*Your instructions:* For the data below, report only the number of lines containing the string "講談社現代新書".

begin

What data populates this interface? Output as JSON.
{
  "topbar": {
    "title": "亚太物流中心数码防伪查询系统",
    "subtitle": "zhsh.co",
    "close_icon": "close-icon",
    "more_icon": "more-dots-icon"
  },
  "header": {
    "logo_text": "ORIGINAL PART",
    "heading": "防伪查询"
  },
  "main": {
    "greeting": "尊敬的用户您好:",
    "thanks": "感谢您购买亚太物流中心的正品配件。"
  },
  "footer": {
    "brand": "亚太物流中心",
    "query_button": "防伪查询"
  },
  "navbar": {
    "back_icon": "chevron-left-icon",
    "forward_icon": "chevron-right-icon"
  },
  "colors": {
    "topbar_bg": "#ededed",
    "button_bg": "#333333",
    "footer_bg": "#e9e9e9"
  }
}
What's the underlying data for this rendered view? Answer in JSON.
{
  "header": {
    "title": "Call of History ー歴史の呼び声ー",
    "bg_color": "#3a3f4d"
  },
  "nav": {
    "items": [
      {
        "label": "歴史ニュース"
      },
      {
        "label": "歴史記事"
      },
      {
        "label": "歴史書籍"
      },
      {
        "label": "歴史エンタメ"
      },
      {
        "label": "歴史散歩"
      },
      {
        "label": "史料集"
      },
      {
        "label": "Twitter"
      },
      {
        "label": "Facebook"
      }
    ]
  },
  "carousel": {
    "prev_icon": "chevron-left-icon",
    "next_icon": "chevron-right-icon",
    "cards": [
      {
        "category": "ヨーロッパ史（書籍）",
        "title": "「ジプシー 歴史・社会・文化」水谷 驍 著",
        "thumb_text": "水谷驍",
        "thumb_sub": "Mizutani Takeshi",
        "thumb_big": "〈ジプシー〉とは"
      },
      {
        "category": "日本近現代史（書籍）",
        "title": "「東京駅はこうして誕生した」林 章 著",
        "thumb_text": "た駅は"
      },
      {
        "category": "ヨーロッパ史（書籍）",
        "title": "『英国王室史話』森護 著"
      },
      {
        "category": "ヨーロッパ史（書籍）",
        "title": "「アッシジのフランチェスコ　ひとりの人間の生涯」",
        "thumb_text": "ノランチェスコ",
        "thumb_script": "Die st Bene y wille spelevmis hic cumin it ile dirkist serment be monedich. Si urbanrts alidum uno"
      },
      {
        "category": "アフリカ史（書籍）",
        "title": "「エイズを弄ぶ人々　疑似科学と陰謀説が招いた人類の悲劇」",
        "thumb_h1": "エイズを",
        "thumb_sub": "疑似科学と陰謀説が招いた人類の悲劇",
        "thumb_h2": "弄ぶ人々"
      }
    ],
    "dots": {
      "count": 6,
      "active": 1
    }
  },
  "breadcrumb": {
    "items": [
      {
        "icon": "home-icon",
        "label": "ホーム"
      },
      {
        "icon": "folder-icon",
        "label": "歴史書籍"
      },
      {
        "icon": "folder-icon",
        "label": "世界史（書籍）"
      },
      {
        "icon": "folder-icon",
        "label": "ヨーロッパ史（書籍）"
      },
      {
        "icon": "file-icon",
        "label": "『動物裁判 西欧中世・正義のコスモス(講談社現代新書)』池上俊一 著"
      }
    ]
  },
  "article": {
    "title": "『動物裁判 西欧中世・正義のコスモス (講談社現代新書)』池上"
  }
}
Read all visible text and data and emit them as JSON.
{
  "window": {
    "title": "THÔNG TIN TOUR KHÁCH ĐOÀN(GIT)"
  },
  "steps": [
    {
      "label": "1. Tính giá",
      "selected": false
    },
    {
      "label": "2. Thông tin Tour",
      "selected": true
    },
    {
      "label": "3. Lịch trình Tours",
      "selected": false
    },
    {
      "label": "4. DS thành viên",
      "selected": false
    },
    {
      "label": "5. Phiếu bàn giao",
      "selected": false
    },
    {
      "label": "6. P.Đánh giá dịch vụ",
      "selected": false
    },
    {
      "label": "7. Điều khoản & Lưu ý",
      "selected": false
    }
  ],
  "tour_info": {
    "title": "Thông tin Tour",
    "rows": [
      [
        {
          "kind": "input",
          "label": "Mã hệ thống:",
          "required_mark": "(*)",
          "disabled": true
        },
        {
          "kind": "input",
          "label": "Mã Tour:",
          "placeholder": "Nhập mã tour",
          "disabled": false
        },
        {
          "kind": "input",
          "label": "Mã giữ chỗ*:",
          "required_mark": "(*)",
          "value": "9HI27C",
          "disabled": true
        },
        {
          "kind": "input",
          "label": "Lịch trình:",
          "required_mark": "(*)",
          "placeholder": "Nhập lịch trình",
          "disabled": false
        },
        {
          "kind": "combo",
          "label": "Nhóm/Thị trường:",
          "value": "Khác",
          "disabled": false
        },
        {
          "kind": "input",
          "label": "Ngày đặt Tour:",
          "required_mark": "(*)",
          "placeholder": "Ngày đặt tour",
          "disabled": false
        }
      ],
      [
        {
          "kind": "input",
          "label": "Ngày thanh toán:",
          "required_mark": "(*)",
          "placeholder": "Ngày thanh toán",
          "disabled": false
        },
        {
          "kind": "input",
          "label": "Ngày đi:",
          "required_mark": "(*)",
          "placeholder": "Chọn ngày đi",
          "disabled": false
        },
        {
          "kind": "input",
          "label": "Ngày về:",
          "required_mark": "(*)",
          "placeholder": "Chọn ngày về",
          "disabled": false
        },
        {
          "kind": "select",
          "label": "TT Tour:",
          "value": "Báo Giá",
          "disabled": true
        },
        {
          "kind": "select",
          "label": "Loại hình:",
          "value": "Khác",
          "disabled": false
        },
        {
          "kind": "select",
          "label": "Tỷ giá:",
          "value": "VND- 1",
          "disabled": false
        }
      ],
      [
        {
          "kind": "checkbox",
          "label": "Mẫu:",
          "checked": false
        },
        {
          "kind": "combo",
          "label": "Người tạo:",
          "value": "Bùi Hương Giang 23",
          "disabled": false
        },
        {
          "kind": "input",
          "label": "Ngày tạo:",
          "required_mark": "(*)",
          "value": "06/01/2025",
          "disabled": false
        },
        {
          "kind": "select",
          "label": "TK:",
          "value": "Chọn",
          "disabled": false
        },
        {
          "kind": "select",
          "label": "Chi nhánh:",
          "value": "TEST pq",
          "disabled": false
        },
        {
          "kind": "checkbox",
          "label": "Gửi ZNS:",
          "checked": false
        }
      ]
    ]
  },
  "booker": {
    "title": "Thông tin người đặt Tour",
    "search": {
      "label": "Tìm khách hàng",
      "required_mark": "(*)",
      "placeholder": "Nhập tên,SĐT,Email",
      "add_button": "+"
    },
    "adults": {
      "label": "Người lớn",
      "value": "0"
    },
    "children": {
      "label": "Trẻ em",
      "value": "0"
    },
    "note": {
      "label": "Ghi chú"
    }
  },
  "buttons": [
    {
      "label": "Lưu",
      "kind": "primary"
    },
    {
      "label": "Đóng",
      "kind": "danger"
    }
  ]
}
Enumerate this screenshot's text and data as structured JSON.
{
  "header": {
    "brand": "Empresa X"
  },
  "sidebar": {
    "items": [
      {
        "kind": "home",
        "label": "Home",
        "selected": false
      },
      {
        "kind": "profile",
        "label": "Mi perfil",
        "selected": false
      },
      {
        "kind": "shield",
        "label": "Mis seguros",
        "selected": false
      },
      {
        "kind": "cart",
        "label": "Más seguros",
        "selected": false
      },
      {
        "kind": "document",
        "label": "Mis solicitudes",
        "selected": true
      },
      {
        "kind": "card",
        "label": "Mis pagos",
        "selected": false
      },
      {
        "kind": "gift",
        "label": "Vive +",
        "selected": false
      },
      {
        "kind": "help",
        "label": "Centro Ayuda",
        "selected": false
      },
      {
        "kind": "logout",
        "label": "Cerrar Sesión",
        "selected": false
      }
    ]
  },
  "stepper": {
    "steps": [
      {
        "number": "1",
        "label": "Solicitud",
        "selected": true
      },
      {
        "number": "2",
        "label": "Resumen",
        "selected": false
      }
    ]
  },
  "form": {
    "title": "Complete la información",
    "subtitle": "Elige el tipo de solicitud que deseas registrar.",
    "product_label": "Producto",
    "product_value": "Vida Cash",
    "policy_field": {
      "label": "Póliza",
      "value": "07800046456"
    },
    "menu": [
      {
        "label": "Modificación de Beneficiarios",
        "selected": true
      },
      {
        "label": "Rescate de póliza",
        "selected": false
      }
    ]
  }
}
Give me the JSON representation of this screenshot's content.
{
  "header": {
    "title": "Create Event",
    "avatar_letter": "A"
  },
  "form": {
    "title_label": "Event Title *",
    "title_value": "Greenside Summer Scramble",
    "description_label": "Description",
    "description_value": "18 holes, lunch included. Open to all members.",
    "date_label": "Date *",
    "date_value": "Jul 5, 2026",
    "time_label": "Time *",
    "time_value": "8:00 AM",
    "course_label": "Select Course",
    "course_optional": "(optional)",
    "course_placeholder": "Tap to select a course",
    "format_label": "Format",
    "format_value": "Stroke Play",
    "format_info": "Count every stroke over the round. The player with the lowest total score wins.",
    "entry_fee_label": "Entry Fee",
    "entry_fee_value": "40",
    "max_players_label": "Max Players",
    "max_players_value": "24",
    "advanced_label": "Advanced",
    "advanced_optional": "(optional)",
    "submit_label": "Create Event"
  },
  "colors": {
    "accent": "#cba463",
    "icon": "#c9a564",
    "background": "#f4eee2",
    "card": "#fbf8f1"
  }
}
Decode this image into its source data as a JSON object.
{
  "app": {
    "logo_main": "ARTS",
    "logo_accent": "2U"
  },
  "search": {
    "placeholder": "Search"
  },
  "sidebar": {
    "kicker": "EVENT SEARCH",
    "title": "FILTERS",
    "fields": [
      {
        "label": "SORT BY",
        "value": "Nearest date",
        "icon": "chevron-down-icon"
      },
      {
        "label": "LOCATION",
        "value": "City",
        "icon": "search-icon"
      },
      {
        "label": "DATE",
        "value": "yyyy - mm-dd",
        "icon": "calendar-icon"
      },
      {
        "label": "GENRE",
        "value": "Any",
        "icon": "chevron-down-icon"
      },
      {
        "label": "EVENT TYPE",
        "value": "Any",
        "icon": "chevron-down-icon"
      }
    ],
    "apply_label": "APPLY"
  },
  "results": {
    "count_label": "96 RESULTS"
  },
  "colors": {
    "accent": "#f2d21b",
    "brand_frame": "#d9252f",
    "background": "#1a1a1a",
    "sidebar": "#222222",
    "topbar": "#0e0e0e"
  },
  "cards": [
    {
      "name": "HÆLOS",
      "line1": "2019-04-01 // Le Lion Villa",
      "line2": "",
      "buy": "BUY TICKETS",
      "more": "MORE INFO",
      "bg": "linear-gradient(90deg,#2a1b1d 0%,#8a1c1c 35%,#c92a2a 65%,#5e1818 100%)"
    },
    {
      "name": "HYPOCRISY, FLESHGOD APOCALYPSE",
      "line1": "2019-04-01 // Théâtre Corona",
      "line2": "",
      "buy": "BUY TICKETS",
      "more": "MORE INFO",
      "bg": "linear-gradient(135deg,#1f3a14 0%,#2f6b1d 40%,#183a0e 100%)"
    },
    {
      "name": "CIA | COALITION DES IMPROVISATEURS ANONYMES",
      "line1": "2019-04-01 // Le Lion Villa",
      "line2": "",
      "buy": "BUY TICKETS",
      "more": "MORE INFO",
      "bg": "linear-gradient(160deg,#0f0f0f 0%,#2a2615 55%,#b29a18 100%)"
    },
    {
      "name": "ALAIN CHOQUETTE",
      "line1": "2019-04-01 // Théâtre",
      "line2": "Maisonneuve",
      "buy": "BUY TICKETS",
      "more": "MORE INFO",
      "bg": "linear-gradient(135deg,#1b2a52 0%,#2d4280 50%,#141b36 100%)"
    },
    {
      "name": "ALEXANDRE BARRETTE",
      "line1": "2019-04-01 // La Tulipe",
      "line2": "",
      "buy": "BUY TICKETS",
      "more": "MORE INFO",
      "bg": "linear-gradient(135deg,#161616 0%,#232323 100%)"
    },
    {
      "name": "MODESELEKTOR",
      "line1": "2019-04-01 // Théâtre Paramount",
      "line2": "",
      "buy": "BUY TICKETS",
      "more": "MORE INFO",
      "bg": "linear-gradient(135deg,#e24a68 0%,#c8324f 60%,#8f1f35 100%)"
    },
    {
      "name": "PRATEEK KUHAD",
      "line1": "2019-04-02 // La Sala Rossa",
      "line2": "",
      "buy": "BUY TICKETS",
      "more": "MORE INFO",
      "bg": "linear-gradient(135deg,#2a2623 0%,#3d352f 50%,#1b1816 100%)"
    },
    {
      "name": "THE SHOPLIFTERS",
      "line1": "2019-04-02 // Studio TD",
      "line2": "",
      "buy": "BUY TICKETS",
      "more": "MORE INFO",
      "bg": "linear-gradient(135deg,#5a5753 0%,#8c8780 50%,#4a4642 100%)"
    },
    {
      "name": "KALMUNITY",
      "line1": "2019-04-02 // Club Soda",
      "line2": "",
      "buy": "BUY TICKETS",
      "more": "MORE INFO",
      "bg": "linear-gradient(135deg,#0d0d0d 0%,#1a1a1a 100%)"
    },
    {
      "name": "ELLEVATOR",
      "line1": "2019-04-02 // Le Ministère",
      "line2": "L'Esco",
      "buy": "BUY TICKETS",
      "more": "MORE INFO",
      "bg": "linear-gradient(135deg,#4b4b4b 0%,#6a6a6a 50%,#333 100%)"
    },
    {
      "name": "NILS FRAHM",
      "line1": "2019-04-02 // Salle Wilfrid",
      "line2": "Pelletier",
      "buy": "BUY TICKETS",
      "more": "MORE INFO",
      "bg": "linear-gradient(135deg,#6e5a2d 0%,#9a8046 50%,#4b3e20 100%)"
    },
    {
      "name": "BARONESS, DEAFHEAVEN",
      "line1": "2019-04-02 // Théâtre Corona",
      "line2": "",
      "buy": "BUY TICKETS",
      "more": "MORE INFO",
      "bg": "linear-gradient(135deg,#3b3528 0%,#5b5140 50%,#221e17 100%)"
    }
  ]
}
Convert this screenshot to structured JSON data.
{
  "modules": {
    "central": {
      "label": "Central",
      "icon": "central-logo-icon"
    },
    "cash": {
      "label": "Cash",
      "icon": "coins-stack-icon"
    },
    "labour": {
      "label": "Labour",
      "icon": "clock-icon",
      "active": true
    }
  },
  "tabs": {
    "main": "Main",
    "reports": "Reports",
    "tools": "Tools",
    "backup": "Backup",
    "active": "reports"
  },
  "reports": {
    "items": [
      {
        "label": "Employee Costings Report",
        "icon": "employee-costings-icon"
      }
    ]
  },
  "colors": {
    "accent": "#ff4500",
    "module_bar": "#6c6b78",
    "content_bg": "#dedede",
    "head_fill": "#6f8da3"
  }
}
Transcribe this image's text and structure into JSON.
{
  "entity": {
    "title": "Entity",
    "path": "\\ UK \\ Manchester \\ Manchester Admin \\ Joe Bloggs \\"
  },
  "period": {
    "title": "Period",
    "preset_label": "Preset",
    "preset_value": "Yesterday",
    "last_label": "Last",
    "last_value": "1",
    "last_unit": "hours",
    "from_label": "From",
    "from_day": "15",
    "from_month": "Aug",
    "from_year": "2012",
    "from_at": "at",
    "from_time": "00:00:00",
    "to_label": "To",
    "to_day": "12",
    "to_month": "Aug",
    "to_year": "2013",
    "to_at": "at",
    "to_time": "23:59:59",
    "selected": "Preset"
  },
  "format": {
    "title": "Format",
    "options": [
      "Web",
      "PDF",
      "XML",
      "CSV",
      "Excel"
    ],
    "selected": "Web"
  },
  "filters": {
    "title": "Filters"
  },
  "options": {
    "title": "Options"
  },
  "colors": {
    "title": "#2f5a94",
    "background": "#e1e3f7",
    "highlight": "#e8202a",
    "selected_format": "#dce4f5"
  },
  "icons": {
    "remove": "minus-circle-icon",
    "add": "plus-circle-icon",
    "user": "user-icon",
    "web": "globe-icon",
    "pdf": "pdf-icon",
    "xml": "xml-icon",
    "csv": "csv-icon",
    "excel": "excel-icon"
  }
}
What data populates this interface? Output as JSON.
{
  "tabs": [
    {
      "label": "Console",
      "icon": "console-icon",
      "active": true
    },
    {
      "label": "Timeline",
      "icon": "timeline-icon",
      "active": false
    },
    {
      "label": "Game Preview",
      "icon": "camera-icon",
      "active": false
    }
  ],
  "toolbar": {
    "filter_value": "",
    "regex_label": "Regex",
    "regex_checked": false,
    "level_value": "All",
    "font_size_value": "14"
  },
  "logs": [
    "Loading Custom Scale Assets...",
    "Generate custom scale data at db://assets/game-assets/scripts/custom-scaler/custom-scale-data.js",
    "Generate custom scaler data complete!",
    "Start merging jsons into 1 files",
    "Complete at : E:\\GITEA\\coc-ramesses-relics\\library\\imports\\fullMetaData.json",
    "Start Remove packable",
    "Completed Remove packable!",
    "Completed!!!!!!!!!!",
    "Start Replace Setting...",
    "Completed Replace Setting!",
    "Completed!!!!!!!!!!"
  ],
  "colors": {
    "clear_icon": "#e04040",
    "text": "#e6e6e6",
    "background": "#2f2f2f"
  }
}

end

*The response:* 2